(Dataset records)
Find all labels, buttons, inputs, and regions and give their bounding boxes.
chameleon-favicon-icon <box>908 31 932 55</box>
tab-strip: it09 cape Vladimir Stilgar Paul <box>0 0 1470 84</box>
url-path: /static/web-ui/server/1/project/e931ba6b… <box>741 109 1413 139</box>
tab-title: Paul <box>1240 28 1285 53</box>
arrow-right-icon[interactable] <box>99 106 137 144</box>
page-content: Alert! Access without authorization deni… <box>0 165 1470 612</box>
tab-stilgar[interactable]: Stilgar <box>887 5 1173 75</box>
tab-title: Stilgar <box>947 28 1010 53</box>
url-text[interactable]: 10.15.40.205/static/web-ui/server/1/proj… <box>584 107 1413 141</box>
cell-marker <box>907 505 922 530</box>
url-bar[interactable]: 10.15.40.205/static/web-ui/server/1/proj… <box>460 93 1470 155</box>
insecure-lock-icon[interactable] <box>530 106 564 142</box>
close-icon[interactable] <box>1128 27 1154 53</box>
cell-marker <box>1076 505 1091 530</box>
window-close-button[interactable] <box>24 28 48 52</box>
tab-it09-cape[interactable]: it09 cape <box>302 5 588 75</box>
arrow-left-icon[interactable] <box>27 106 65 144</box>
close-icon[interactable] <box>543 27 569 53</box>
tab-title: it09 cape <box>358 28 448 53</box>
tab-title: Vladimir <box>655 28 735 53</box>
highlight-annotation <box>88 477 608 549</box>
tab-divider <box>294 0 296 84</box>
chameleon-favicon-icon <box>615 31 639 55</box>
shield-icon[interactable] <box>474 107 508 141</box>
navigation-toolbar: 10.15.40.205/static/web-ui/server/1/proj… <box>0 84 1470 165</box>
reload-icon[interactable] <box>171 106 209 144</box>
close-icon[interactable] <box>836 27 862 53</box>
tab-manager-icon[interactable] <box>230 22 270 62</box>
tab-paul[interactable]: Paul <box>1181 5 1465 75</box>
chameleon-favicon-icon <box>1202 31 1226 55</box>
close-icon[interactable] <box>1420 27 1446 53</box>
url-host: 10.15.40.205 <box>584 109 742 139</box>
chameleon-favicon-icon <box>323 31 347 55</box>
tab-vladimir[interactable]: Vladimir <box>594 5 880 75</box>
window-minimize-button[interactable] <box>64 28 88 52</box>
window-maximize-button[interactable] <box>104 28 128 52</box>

* * *

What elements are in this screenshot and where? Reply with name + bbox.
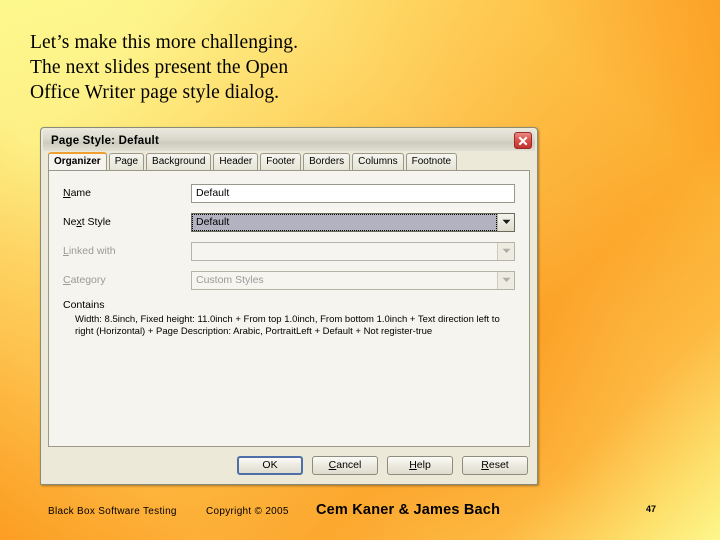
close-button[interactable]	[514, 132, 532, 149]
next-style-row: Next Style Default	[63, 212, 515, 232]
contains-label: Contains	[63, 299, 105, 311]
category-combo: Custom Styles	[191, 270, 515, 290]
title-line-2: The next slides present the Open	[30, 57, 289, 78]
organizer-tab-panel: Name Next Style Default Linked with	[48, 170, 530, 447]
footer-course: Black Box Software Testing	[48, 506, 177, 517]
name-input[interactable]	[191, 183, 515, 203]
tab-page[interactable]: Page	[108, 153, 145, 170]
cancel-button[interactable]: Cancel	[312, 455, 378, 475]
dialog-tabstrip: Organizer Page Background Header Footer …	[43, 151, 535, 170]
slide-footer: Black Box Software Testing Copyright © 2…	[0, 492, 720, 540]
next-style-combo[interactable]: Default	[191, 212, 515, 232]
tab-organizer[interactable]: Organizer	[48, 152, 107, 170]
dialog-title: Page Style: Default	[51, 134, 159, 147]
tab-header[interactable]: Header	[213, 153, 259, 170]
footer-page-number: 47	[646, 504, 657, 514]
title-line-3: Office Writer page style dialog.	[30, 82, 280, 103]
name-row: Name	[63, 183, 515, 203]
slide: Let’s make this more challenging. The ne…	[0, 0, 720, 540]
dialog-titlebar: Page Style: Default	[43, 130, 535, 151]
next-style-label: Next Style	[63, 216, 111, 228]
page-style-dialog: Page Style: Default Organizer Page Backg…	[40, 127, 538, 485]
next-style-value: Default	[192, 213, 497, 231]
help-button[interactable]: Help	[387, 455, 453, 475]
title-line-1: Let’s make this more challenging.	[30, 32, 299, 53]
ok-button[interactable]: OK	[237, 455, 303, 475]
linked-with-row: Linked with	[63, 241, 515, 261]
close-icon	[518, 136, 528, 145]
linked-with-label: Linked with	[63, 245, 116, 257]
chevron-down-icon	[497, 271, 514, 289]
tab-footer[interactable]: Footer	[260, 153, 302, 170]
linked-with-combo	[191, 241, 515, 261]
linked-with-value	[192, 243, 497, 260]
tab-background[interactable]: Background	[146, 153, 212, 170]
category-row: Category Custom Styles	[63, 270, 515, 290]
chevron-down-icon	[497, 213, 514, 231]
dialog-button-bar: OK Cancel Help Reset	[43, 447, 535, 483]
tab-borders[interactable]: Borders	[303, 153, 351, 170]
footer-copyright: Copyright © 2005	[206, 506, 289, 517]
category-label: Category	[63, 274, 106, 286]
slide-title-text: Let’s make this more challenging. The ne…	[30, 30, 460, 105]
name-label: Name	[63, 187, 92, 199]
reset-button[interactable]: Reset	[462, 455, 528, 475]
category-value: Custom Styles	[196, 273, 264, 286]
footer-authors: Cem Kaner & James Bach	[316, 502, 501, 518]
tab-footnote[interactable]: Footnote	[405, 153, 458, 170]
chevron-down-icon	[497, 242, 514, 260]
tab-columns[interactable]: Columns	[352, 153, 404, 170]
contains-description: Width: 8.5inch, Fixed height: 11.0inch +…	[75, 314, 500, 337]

▶ WHAT NEEDS TO BE DONE
Rewrite the material between the lines holding "132, 532, 149]" and "footer-course: Black Box", inclusive, as a numbered list, leaving out any blank lines.

▶ ANSWER
1. close-button[interactable]	[514, 132, 532, 149]
2. next-style-row: Next Style Default	[63, 212, 515, 232]
3. contains-label: Contains	[63, 299, 105, 311]
4. category-combo: Custom Styles	[191, 270, 515, 290]
5. title-line-2: The next slides present the Open	[30, 57, 289, 78]
6. organizer-tab-panel: Name Next Style Default Linked with	[48, 170, 530, 447]
7. footer-course: Black Box Software Testing	[48, 506, 177, 517]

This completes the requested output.